Return every line below in which "handle" appears.

+++

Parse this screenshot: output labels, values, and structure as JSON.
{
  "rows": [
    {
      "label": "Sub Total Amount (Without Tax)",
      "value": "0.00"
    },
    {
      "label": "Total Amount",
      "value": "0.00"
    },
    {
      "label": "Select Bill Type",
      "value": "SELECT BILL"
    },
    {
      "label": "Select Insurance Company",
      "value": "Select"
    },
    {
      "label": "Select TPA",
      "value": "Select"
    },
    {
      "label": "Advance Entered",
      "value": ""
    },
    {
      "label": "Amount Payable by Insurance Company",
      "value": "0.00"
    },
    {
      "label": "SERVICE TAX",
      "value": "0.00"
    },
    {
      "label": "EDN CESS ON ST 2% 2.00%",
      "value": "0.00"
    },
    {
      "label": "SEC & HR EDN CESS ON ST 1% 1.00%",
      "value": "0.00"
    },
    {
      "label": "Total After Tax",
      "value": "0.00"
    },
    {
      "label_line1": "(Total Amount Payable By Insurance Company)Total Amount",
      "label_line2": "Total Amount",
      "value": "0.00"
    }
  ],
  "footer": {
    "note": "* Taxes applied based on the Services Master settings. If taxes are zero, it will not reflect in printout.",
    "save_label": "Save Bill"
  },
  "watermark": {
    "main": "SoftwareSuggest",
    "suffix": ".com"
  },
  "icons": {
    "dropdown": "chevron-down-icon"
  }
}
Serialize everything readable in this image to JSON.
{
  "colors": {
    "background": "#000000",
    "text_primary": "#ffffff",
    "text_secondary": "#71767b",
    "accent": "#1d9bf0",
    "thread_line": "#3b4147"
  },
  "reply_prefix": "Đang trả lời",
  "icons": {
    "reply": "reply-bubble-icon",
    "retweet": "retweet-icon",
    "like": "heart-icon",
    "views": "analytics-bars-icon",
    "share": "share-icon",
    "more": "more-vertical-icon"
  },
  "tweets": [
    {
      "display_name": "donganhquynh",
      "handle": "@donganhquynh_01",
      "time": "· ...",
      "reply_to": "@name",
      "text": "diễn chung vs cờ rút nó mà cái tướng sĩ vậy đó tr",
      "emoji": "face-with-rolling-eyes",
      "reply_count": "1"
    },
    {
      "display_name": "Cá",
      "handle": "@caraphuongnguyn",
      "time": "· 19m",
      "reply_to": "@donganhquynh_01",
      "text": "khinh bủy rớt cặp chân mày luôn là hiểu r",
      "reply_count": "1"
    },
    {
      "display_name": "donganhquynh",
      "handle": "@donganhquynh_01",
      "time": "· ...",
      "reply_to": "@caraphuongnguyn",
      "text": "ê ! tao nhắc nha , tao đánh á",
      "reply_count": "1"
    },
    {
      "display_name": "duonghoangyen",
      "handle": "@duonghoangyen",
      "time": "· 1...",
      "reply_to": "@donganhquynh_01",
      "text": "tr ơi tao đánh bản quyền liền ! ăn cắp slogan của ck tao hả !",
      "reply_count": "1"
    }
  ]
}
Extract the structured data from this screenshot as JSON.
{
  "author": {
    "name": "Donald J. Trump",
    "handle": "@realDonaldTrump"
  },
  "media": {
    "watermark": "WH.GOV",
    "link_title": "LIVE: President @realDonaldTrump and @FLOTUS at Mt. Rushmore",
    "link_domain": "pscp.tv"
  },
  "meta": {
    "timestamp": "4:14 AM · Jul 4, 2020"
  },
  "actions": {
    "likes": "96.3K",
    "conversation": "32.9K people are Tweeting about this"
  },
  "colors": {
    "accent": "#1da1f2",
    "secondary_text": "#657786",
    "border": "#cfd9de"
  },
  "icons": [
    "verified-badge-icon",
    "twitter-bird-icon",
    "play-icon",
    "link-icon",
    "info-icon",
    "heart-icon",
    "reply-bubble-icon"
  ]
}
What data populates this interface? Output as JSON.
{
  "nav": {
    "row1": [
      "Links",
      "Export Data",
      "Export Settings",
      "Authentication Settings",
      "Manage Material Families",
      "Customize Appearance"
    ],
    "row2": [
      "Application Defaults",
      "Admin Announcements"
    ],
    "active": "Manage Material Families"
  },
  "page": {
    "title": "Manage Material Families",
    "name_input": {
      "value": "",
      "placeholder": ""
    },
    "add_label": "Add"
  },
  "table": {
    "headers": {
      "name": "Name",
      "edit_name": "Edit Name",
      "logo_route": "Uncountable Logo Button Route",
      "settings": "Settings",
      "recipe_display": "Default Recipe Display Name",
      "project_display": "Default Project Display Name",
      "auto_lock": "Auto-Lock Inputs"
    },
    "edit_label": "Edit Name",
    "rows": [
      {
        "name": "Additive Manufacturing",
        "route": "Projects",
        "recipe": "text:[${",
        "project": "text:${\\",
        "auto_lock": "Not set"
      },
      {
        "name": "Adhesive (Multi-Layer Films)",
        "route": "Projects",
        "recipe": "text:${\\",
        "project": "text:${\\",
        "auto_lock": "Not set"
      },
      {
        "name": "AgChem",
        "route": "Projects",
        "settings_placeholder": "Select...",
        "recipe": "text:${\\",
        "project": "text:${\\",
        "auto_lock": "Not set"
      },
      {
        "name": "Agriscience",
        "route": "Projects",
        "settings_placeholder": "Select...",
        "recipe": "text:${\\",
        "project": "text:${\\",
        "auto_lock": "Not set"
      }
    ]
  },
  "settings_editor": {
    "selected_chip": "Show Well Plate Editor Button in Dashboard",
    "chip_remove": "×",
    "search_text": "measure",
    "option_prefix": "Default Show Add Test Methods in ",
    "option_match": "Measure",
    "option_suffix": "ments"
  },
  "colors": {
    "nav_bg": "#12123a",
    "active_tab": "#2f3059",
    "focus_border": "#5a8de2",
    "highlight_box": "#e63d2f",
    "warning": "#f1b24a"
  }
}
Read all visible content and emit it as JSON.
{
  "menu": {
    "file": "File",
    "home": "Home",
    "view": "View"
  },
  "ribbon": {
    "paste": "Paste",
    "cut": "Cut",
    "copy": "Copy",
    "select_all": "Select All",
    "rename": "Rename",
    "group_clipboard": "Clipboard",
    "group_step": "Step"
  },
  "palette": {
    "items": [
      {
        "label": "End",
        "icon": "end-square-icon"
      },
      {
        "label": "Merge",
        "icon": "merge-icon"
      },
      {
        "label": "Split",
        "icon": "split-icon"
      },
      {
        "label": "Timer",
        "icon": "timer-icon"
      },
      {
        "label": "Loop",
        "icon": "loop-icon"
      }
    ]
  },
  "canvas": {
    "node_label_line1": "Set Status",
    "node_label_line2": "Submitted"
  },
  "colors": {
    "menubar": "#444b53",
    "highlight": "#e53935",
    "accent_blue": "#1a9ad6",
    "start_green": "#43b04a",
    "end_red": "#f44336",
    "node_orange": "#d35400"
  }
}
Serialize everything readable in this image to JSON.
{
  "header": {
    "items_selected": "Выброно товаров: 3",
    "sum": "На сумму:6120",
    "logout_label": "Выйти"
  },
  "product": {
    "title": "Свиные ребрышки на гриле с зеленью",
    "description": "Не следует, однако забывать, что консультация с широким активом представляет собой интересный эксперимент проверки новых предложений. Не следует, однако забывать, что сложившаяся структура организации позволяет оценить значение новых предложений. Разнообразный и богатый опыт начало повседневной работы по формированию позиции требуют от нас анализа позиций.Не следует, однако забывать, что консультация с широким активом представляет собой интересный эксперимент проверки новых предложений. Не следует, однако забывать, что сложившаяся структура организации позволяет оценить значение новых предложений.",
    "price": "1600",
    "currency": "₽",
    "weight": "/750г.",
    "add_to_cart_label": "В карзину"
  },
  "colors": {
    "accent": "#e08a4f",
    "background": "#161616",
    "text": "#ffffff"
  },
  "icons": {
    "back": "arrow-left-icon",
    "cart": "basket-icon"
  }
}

+++

> FULL SOLUTION:
      "handle": "@donganhquynh_01",
      "handle": "@caraphuongnguyn",
      "handle": "@donganhquynh_01",
      "handle": "@duonghoangyen",
    "handle": "@realDonaldTrump"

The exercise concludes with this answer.